_Objectives:_
- A) Summarize the speech excerpt in two sentences.
- B) Reproduce the speech excerpt verbatim, everything from "the national question, to" down to "the nation demand.".

_Source passage:_

▬▬▬

SPEECH OF MR. RIVES,

OF VIRGINIA.

In Senate, August 17 and 19, 1842-On the treaty with Great Britain.

Mr. RIVES said that the Committee on Foreign Relations, to which the treaty had been referred, not having been able, from the shortness of the time allowed by the now advanced stage of the session, and the consequent necessity of early action on the subject, to make a formal and written report, it devolved on him, as the organ of the committee, to state the views and considerations by which the committee had been influenced, in recommending to the Senate to give the constitutional sanction of their "advice and consent" to its ratification. He begged leave to say, in the outset, that, in forming their judgment on the grave question submitted to them, the committee had felt themselves bound, by the most solemn of all obligations, to discard from their minds every consideration but such as appertained to the true interest and honor of their country. They had felt that it would be to betray the trust reposed in them by the Senate, and to show themselves unworthy of the confidence of the country, if they could, for a moment, permit themselves, in pursuit of party objects, or under the influence of personal or political prejudices, to turn aside from

Senate.

the national question, to inquire by whom the treaty had been negotiated, or whose name stood subscribed to it. They have looked to the treaty in itself, isolated from every invidious reference to persons or parties; and have pronounced upon its acceptance or rejection as, in their best judgment, the interests and honor of the nation demand.

▬▬▬

_Record excerpts:_
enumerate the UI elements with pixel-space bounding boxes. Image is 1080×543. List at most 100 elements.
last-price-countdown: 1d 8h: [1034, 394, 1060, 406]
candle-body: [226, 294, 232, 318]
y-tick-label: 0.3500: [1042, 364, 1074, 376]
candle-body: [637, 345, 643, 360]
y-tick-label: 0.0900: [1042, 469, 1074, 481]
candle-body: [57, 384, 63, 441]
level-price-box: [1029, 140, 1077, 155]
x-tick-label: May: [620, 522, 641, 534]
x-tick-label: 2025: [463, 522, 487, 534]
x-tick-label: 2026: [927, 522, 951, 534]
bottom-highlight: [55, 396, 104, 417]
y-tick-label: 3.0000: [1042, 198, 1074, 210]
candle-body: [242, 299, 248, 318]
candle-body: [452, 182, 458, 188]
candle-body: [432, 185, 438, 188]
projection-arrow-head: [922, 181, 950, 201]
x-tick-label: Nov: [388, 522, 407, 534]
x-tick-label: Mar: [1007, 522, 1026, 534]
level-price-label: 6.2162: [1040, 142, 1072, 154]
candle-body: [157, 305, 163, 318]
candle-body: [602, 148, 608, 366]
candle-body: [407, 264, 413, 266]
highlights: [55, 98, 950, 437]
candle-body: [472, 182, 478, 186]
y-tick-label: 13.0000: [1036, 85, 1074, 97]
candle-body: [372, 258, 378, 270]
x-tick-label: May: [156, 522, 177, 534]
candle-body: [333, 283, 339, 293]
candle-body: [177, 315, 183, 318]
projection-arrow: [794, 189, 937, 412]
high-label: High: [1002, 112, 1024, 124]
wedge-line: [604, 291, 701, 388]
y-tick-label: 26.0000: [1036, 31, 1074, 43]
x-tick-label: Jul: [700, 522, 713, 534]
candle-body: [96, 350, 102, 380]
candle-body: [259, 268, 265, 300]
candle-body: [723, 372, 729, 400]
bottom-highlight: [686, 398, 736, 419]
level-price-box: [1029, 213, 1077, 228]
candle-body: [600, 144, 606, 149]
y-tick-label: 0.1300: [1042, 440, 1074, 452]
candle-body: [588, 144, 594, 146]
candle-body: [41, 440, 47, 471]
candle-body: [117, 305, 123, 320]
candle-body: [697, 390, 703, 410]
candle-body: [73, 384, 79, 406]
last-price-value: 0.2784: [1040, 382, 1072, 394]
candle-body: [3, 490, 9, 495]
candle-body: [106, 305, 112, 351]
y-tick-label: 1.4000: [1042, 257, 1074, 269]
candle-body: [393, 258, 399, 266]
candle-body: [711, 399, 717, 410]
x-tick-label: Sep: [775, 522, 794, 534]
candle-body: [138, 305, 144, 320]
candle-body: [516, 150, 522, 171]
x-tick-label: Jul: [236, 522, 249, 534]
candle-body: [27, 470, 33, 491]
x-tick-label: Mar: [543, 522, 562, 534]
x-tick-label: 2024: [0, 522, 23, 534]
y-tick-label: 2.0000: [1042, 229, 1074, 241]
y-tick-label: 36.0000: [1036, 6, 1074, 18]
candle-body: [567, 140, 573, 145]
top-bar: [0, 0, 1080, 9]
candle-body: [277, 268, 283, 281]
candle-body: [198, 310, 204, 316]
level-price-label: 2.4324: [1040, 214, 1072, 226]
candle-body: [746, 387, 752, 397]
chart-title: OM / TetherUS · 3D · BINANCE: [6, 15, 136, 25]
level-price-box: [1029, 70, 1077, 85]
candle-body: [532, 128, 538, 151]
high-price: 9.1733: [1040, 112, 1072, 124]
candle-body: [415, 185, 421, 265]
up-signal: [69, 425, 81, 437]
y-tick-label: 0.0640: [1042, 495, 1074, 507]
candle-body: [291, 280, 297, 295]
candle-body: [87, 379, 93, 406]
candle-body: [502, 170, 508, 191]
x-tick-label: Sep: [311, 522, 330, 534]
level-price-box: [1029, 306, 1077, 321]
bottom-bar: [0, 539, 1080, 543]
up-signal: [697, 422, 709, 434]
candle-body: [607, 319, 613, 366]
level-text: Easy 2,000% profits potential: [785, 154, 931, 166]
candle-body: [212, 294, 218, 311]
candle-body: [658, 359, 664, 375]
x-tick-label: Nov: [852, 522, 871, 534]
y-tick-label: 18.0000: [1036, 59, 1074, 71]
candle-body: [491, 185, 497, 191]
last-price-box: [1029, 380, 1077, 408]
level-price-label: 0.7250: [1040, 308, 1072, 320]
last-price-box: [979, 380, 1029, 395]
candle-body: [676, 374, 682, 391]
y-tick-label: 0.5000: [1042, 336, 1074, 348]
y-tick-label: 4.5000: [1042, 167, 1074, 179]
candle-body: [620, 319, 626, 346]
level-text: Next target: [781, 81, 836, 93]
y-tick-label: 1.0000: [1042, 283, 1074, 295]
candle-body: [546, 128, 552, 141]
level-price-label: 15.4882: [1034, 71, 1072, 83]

▬▬▬

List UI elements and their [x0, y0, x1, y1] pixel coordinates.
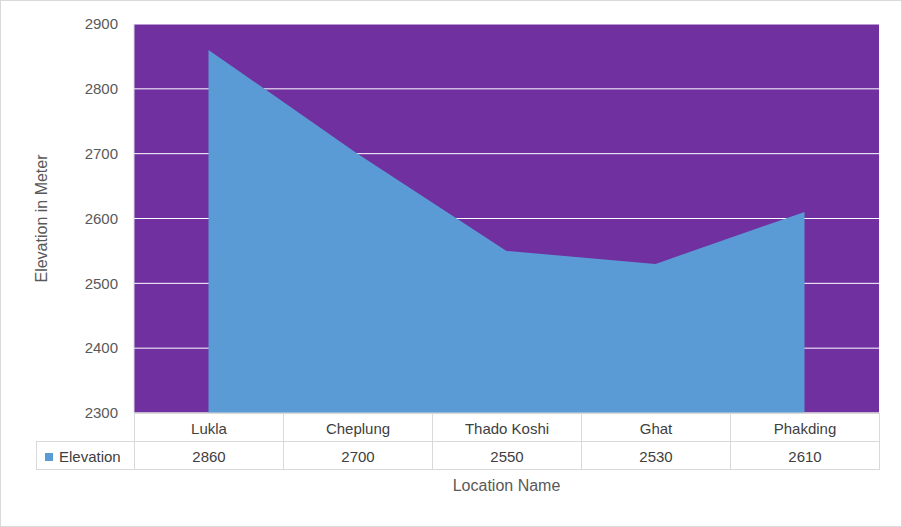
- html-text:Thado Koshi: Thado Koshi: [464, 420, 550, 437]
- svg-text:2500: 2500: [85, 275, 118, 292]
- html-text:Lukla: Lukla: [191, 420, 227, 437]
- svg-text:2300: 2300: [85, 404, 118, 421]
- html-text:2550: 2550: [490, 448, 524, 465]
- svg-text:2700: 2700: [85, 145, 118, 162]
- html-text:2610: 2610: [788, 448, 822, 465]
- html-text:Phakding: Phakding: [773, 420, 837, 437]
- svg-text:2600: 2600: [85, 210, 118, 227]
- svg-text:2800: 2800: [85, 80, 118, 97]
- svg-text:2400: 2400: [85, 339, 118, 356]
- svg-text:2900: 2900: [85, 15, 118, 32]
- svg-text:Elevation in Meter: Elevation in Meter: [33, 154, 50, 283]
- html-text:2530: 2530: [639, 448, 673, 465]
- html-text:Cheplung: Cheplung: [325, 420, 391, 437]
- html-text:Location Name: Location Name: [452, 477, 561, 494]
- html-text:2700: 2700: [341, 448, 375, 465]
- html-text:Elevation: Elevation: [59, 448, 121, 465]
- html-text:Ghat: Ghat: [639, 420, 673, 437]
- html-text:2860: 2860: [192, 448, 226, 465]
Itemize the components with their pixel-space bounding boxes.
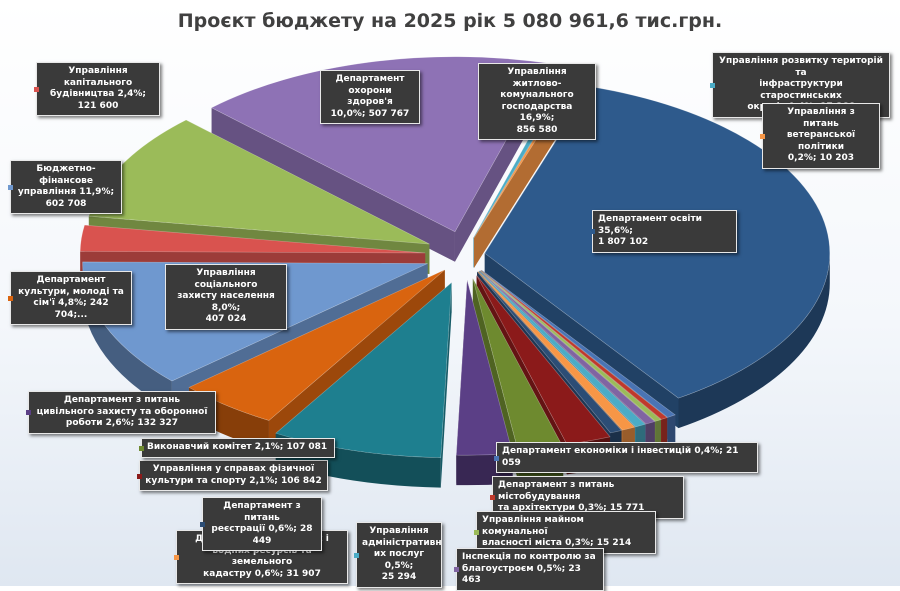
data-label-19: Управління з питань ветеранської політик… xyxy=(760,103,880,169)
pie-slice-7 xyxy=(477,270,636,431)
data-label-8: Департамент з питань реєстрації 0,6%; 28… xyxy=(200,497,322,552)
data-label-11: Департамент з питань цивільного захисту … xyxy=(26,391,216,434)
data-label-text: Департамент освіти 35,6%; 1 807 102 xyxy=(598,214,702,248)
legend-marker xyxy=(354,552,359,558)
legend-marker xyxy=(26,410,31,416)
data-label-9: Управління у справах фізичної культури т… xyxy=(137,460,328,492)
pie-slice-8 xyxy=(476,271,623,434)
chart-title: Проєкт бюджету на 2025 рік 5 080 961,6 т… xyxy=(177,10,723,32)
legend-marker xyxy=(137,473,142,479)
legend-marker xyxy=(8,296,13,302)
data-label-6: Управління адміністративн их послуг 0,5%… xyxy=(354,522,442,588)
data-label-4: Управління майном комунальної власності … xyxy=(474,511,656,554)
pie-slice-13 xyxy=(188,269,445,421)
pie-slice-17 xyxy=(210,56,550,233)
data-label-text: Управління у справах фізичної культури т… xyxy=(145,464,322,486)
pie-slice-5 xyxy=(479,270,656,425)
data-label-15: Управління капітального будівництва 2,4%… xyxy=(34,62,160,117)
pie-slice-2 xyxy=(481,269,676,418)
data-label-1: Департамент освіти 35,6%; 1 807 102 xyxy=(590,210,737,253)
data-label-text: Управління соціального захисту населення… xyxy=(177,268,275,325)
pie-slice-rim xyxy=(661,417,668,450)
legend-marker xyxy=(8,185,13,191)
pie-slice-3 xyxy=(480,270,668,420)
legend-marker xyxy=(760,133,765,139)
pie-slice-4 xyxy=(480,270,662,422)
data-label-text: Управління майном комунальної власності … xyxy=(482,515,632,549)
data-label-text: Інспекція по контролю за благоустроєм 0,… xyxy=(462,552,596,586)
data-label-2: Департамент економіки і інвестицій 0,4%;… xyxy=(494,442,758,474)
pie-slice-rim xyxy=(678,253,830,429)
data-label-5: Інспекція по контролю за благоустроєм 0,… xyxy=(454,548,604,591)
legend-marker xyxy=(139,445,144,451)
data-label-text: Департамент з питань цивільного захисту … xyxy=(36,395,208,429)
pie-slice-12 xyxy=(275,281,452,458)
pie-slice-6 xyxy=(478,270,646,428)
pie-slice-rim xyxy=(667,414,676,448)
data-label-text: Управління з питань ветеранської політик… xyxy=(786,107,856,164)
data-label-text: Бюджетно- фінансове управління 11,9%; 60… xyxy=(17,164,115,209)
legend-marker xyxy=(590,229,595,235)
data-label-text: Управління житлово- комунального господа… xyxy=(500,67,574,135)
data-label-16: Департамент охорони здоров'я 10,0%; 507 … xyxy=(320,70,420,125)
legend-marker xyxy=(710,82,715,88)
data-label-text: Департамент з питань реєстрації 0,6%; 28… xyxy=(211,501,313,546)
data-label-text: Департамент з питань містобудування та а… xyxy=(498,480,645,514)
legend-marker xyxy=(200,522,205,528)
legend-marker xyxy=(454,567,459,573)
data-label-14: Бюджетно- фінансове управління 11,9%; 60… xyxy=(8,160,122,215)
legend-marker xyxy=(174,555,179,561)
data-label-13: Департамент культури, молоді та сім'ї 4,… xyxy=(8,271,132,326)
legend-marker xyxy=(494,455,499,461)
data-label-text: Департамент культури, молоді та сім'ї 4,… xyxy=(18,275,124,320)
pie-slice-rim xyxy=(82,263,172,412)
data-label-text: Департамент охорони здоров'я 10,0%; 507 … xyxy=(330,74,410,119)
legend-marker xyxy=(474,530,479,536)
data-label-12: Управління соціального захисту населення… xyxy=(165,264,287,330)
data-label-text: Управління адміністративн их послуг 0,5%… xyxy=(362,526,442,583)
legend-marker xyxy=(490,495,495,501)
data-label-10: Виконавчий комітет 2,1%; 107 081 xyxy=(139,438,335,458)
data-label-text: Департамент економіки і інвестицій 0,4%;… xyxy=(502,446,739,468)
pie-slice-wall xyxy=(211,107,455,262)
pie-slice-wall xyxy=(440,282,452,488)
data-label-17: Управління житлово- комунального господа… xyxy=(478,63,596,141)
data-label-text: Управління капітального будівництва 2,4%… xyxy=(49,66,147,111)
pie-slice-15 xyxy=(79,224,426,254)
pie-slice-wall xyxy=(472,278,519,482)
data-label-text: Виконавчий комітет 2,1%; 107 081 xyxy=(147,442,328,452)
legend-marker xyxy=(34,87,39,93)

▬▬▬

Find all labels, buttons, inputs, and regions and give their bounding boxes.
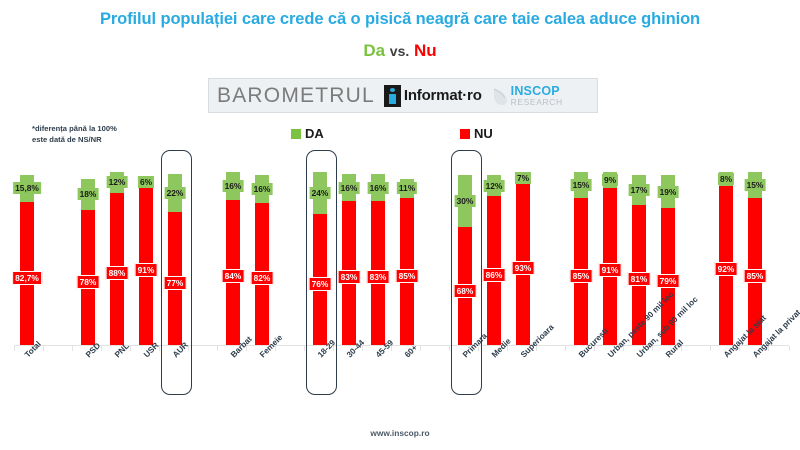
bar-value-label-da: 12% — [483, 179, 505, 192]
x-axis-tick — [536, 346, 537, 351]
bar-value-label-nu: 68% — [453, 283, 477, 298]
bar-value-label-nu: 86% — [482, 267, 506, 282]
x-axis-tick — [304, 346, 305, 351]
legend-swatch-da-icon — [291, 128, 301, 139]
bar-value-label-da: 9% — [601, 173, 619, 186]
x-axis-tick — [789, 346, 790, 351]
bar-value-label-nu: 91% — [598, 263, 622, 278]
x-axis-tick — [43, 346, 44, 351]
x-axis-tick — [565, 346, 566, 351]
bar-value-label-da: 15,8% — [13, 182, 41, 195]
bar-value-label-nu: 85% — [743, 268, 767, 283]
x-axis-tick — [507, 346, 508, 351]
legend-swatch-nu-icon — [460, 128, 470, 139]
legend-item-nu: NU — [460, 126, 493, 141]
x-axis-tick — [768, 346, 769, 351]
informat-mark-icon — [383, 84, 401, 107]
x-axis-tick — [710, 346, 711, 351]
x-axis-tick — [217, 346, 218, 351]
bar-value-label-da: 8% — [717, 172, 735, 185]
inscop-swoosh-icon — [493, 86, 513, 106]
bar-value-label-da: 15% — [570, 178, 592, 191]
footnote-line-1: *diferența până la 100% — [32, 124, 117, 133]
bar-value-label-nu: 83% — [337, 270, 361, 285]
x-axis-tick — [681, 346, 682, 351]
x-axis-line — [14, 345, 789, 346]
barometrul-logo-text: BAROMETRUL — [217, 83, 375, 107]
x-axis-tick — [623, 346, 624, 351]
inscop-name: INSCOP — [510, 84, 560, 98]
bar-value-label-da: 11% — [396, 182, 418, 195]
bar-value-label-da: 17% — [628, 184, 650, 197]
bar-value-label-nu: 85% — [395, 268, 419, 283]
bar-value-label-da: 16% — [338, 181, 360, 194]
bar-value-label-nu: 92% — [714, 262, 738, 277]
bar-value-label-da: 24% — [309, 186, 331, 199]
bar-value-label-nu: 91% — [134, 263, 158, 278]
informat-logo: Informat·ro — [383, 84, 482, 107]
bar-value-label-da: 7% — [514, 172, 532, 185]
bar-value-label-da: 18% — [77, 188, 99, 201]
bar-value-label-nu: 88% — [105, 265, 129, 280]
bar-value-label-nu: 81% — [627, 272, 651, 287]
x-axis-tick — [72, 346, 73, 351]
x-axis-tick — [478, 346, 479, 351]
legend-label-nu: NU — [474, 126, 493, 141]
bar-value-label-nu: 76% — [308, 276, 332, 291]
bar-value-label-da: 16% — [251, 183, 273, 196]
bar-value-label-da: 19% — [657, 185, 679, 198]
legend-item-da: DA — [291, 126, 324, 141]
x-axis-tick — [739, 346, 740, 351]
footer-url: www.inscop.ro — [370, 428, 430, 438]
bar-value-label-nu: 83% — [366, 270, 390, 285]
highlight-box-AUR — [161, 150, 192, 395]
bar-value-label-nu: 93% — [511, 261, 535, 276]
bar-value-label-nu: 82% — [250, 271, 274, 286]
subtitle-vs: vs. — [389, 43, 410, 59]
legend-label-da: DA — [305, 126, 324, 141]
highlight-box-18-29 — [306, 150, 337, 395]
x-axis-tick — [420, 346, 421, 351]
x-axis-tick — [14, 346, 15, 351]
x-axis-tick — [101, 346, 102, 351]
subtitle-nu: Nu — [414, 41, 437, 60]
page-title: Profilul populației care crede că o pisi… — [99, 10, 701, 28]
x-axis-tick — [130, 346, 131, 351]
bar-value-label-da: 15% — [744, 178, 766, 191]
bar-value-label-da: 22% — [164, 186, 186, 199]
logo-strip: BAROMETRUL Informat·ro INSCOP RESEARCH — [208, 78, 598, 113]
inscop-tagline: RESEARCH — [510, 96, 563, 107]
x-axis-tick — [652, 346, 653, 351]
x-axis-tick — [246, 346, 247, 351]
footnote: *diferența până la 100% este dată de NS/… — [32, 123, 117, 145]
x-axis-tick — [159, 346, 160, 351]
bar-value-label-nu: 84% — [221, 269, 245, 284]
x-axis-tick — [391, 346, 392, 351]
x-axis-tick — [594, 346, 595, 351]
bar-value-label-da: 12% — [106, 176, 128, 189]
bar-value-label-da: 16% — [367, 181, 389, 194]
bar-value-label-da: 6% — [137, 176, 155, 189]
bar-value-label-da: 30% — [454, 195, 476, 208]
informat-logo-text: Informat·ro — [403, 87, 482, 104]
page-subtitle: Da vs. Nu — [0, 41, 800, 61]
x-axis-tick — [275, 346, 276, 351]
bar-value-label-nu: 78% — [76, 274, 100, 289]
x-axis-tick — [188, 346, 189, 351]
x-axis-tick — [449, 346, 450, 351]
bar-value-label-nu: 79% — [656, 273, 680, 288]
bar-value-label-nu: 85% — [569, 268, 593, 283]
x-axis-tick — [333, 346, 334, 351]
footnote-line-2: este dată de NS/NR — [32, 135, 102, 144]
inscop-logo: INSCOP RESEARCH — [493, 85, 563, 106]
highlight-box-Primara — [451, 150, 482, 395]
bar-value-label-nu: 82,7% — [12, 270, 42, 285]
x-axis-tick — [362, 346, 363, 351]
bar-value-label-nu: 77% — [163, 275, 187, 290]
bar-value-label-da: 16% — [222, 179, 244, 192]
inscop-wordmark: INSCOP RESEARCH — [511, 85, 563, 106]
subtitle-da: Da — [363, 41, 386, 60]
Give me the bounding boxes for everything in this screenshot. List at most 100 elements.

▬▬▬

_Results for the exercise:_
- A) Speaking for the Committee on Foreign Relations, Mr. Rives explains that the short time left in the session kept the committee from making a formal written report, so it fell to him to state why it recommended that the Senate give its advice and consent to ratifying the treaty with Great Britain. He says the committee set aside party objects and personal or political prejudices, judging the treaty in itself, apart from who negotiated it, by what the interests and honor of the nation demand.

- B)
the national question, to inquire by whom the treaty had been negotiated, or whose name stood subscribed to it. They have looked to the treaty in itself, isolated from every invidious reference to persons or parties; and have pronounced upon its acceptance or rejection as, in their best judgment, the interests and honor of the nation demand.